## WHAT IS NEEDED
Pick out each line of the records that includes the string "MONTAGU", and copy it.

Part of a data file
>> Start
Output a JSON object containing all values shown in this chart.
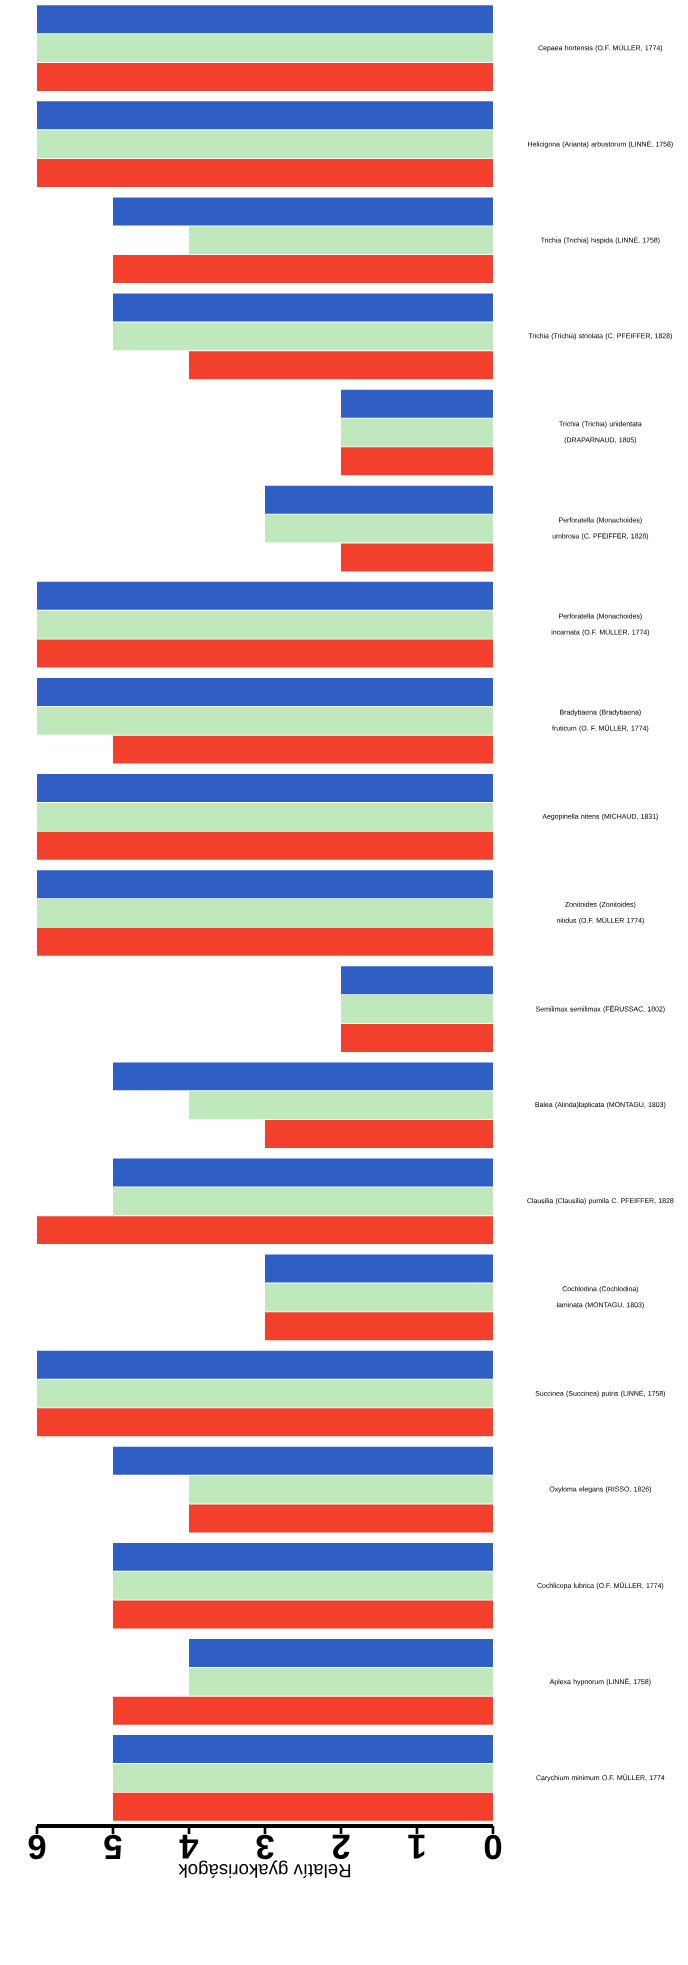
{
  "chart_data": {
    "type": "bar",
    "orientation": "horizontal",
    "xlabel": "Relatív gyakoriságok",
    "categories": [
      "Cepaea hortensis (O.F. MÜLLER, 1774)",
      "Helicigona (Arianta) arbustorum (LINNÉ, 1758)",
      "Trichia (Trichia) hispida (LINNÉ, 1758)",
      "Trichia (Trichia) striolata (C. PFEIFFER, 1828)",
      "Trichia (Trichia) unidentata (DRAPARNAUD, 1805)",
      "Perforatella (Monachoides) umbrosa (C. PFEIFFER, 1828)",
      "Perforatella (Monachoides) incarnata (O.F. MÜLLER, 1774)",
      "Bradybaena (Bradybaena) fruticum (O. F. MÜLLER, 1774)",
      "Aegopinella nitens (MICHAUD, 1831)",
      "Zonitoides (Zonitoides) nitidus (O.F. MÜLLER 1774)",
      "Semilimax semilimax (FÉRUSSAC, 1802)",
      "Balea (Alinda)biplicata (MONTAGU, 1803)",
      "Clausilia (Clausilia) pumila C. PFEIFFER, 1828",
      "Cochlodina (Cochlodina) laminata (MONTAGU, 1803)",
      "Succinea (Succinea) putris (LINNÉ, 1758)",
      "Oxyloma elegans (RISSO, 1826)",
      "Cochlicopa lubrica (O.F. MÜLLER, 1774)",
      "Aplexa hypnorum (LINNÉ, 1758)",
      "Carychium minimum O.F. MÜLLER, 1774"
    ],
    "series": [
      {
        "color": "#2f5fc4",
        "values": [
          6,
          6,
          5,
          5,
          2,
          3,
          6,
          6,
          6,
          6,
          2,
          5,
          5,
          3,
          6,
          5,
          5,
          4,
          5
        ]
      },
      {
        "color": "#bfe8bc",
        "values": [
          6,
          6,
          4,
          5,
          2,
          3,
          6,
          6,
          6,
          6,
          2,
          4,
          5,
          3,
          6,
          4,
          5,
          4,
          5
        ]
      },
      {
        "color": "#f2402c",
        "values": [
          6,
          6,
          5,
          4,
          2,
          2,
          6,
          5,
          6,
          6,
          2,
          3,
          6,
          3,
          6,
          4,
          5,
          5,
          5
        ]
      }
    ],
    "xlim": [
      6,
      0
    ],
    "xticks": [
      0,
      1,
      2,
      3,
      4,
      5,
      6
    ]
  }
}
>> End
## ANSWER TO THIS PROBLEM
      "Balea (Alinda)biplicata (MONTAGU, 1803)",
      "Cochlodina (Cochlodina) laminata (MONTAGU, 1803)",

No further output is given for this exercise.